Exercise objective ▸
Reproduce the following material exactly, including every line.

━━━━━ Data records

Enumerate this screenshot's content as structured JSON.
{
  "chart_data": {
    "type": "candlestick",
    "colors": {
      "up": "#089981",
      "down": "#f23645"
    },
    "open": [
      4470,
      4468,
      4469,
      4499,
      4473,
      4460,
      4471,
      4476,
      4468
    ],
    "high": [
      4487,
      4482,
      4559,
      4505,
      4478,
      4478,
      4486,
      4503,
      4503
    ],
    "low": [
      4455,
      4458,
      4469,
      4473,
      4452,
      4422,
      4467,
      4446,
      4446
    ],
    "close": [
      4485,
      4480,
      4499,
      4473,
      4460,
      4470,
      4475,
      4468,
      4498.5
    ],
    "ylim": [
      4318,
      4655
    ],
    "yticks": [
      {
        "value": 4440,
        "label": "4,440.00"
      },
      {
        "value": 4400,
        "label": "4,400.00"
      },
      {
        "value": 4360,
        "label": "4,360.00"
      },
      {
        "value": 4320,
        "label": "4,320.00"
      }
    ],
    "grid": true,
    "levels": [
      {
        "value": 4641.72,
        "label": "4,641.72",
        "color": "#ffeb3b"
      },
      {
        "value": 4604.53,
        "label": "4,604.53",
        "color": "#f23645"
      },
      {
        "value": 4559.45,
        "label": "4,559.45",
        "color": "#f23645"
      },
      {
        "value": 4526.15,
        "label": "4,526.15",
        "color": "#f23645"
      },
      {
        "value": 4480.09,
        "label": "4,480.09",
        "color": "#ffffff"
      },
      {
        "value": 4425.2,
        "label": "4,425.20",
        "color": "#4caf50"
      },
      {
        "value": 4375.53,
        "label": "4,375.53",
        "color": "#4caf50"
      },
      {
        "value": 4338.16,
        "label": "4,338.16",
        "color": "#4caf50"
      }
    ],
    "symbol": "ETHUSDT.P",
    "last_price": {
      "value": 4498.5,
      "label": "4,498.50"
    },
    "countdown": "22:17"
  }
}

━━━━━━━━━━

Complete answer ▸
Enumerate this screenshot's content as structured JSON.
{
  "chart_data": {
    "type": "candlestick",
    "colors": {
      "up": "#089981",
      "down": "#f23645"
    },
    "open": [
      4470,
      4468,
      4469,
      4499,
      4473,
      4460,
      4471,
      4476,
      4468
    ],
    "high": [
      4487,
      4482,
      4559,
      4505,
      4478,
      4478,
      4486,
      4503,
      4503
    ],
    "low": [
      4455,
      4458,
      4469,
      4473,
      4452,
      4422,
      4467,
      4446,
      4446
    ],
    "close": [
      4485,
      4480,
      4499,
      4473,
      4460,
      4470,
      4475,
      4468,
      4498.5
    ],
    "ylim": [
      4318,
      4655
    ],
    "yticks": [
      {
        "value": 4440,
        "label": "4,440.00"
      },
      {
        "value": 4400,
        "label": "4,400.00"
      },
      {
        "value": 4360,
        "label": "4,360.00"
      },
      {
        "value": 4320,
        "label": "4,320.00"
      }
    ],
    "grid": true,
    "levels": [
      {
        "value": 4641.72,
        "label": "4,641.72",
        "color": "#ffeb3b"
      },
      {
        "value": 4604.53,
        "label": "4,604.53",
        "color": "#f23645"
      },
      {
        "value": 4559.45,
        "label": "4,559.45",
        "color": "#f23645"
      },
      {
        "value": 4526.15,
        "label": "4,526.15",
        "color": "#f23645"
      },
      {
        "value": 4480.09,
        "label": "4,480.09",
        "color": "#ffffff"
      },
      {
        "value": 4425.2,
        "label": "4,425.20",
        "color": "#4caf50"
      },
      {
        "value": 4375.53,
        "label": "4,375.53",
        "color": "#4caf50"
      },
      {
        "value": 4338.16,
        "label": "4,338.16",
        "color": "#4caf50"
      }
    ],
    "symbol": "ETHUSDT.P",
    "last_price": {
      "value": 4498.5,
      "label": "4,498.50"
    },
    "countdown": "22:17"
  }
}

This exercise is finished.